• _Brief_: The answer should be a single number: how many lines of the entries below hold the word "подготовки".

═══ Extracted data ═══

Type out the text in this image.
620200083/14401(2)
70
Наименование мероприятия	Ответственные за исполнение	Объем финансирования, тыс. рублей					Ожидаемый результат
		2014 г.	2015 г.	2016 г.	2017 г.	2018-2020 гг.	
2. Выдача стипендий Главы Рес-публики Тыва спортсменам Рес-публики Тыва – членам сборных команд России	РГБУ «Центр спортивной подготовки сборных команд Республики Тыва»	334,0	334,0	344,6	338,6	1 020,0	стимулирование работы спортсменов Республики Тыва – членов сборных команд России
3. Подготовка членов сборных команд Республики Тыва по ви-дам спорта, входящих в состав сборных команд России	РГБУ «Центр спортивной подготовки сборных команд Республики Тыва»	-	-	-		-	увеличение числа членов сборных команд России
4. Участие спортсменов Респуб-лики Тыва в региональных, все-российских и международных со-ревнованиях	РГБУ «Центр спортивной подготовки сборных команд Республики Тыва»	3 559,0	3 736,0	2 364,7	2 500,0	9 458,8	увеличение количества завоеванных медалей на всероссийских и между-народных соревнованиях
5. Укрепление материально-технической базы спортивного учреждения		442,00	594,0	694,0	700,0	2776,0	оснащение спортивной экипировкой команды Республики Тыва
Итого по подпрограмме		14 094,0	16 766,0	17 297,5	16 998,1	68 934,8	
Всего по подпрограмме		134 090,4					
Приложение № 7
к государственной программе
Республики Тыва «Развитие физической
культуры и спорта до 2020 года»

═══

• _Exercise output_: 3